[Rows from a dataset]
↓↓↓

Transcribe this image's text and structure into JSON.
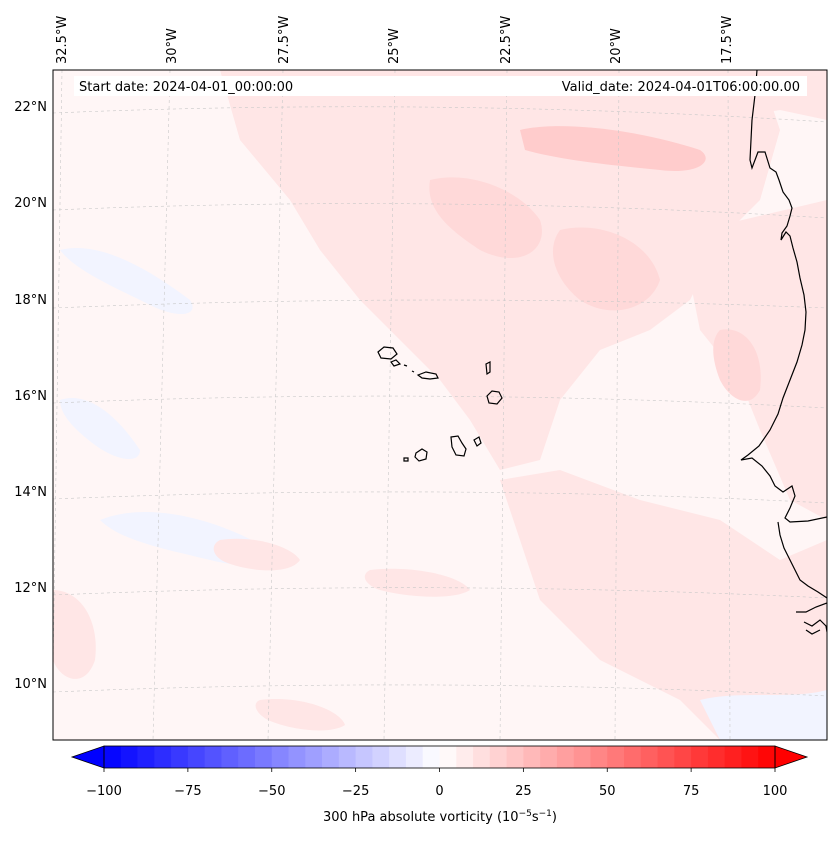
{
  "header": {
    "start_date": "Start date: 2024-04-01_00:00:00",
    "valid_date": "Valid_date: 2024-04-01T06:00:00.00"
  },
  "map": {
    "longitude_labels": [
      "32.5°W",
      "30°W",
      "27.5°W",
      "25°W",
      "22.5°W",
      "20°W",
      "17.5°W"
    ],
    "latitude_labels": [
      "22°N",
      "20°N",
      "18°N",
      "16°N",
      "14°N",
      "12°N",
      "10°N"
    ],
    "colors": {
      "background_tint": "#fff6f6",
      "weak_positive": "#ffe6e6",
      "moderate_positive": "#ffd9d9",
      "strongest_positive": "#ffcccc",
      "weak_negative": "#f2f4ff",
      "coastline": "#000000",
      "gridline": "#c8c8c8"
    }
  },
  "colorbar": {
    "tick_values": [
      -100,
      -75,
      -50,
      -25,
      0,
      25,
      50,
      75,
      100
    ],
    "tick_labels": [
      "−100",
      "−75",
      "−50",
      "−25",
      "0",
      "25",
      "50",
      "75",
      "100"
    ],
    "range": [
      -100,
      100
    ],
    "step": 5,
    "color_min": "#0000ff",
    "color_mid": "#ffffff",
    "color_max": "#ff0000",
    "label_main": "300 hPa absolute vorticity (10",
    "label_exp1": "−5",
    "label_unit": "s",
    "label_exp2": "−1",
    "label_close": ")"
  }
}
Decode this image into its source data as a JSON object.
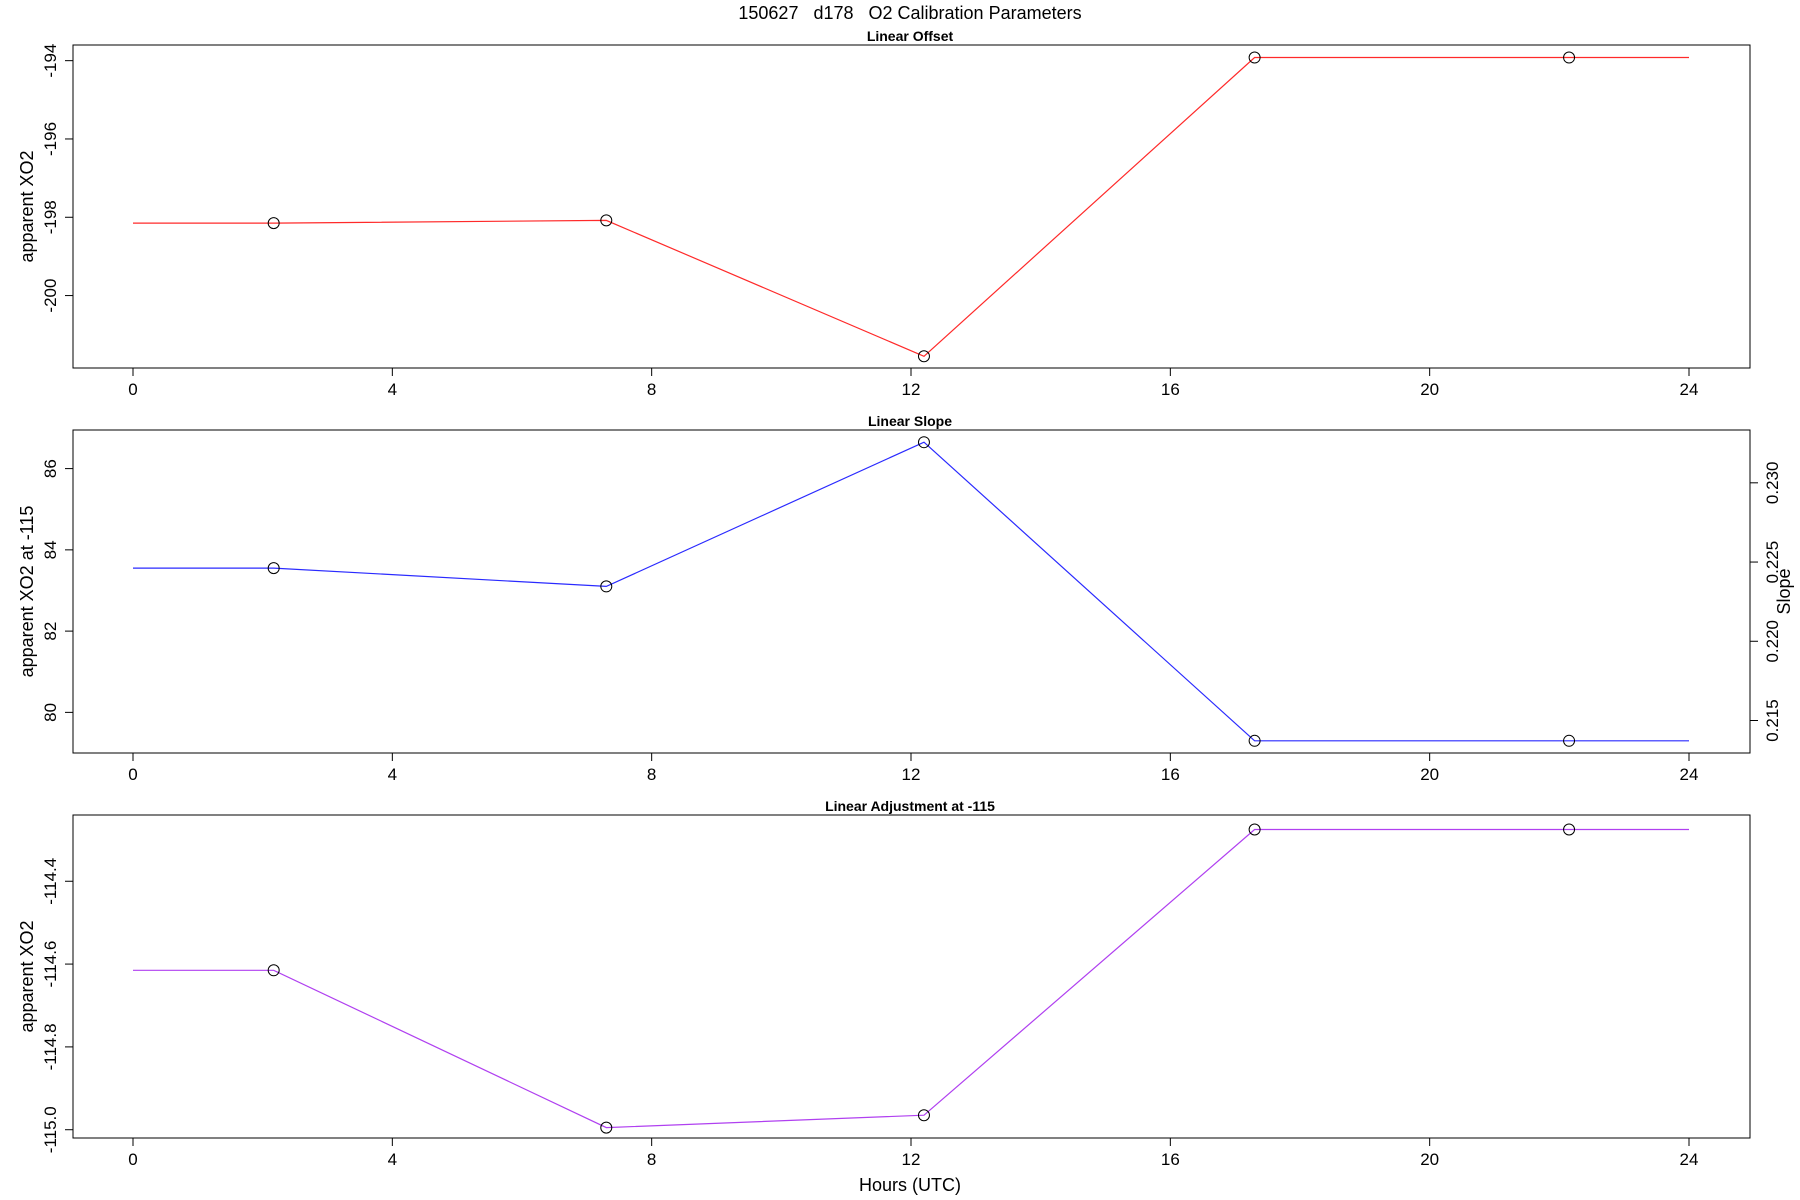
{
  "figure": {
    "title": "150627   d178   O2 Calibration Parameters",
    "xlabel": "Hours (UTC)"
  },
  "chart_data": [
    {
      "type": "line",
      "title": "Linear Offset",
      "xlabel": "",
      "ylabel": "apparent XO2",
      "xlim": [
        0,
        24
      ],
      "ylim": [
        -201.85,
        -193.6
      ],
      "xticks": [
        "0",
        "4",
        "8",
        "12",
        "16",
        "20",
        "24"
      ],
      "yticks": [
        "-200",
        "-198",
        "-196",
        "-194"
      ],
      "line_color": "#ff2a2a",
      "line_x": [
        0,
        2.17,
        7.3,
        12.2,
        17.3,
        22.15,
        24
      ],
      "line_y": [
        -198.15,
        -198.15,
        -198.08,
        -201.55,
        -193.92,
        -193.92,
        -193.92
      ],
      "points": {
        "x": [
          2.17,
          7.3,
          12.2,
          17.3,
          22.15
        ],
        "y": [
          -198.15,
          -198.08,
          -201.55,
          -193.92,
          -193.92
        ]
      }
    },
    {
      "type": "line",
      "title": "Linear Slope",
      "xlabel": "",
      "ylabel": "apparent XO2 at -115",
      "y2label": "Slope",
      "xlim": [
        0,
        24
      ],
      "ylim": [
        79.0,
        86.95
      ],
      "xticks": [
        "0",
        "4",
        "8",
        "12",
        "16",
        "20",
        "24"
      ],
      "yticks": [
        "80",
        "82",
        "84",
        "86"
      ],
      "y2ticks": [
        {
          "label": "0.215",
          "value": 79.8
        },
        {
          "label": "0.220",
          "value": 81.75
        },
        {
          "label": "0.225",
          "value": 83.7
        },
        {
          "label": "0.230",
          "value": 85.65
        }
      ],
      "line_color": "#2a2aff",
      "line_x": [
        0,
        2.17,
        7.3,
        12.2,
        17.3,
        22.15,
        24
      ],
      "line_y": [
        83.55,
        83.55,
        83.1,
        86.65,
        79.3,
        79.3,
        79.3
      ],
      "points": {
        "x": [
          2.17,
          7.3,
          12.2,
          17.3,
          22.15
        ],
        "y": [
          83.55,
          83.1,
          86.65,
          79.3,
          79.3
        ]
      }
    },
    {
      "type": "line",
      "title": "Linear Adjustment at -115",
      "xlabel": "Hours (UTC)",
      "ylabel": "apparent XO2",
      "xlim": [
        0,
        24
      ],
      "ylim": [
        -115.02,
        -114.24
      ],
      "xticks": [
        "0",
        "4",
        "8",
        "12",
        "16",
        "20",
        "24"
      ],
      "yticks": [
        "-115.0",
        "-114.8",
        "-114.6",
        "-114.4"
      ],
      "line_color": "#b040f0",
      "line_x": [
        0,
        2.17,
        7.3,
        12.2,
        17.3,
        22.15,
        24
      ],
      "line_y": [
        -114.615,
        -114.615,
        -114.995,
        -114.965,
        -114.275,
        -114.275,
        -114.275
      ],
      "points": {
        "x": [
          2.17,
          7.3,
          12.2,
          17.3,
          22.15
        ],
        "y": [
          -114.615,
          -114.995,
          -114.965,
          -114.275,
          -114.275
        ]
      }
    }
  ]
}
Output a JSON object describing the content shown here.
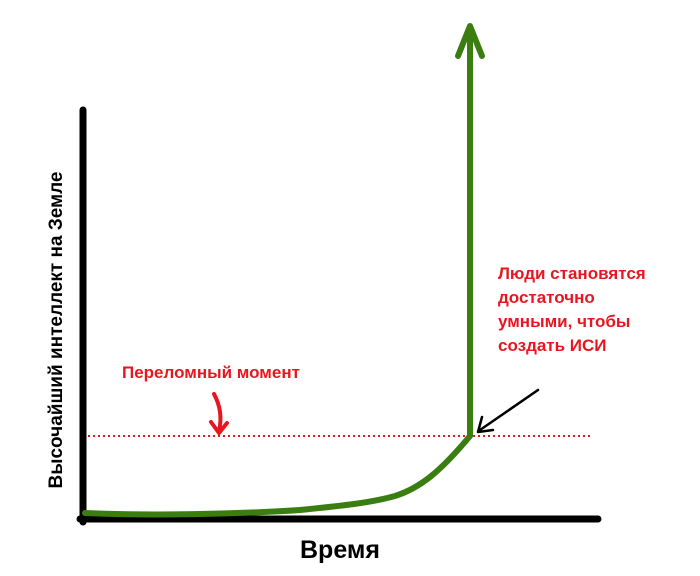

↑↑↑

DIRECTION
In the records, locate each line holding the string "object" and copy it.

COMPLETED EXERCISE
Decode this image into its source data as a JSON object.
Output a JSON object describing the content shown here.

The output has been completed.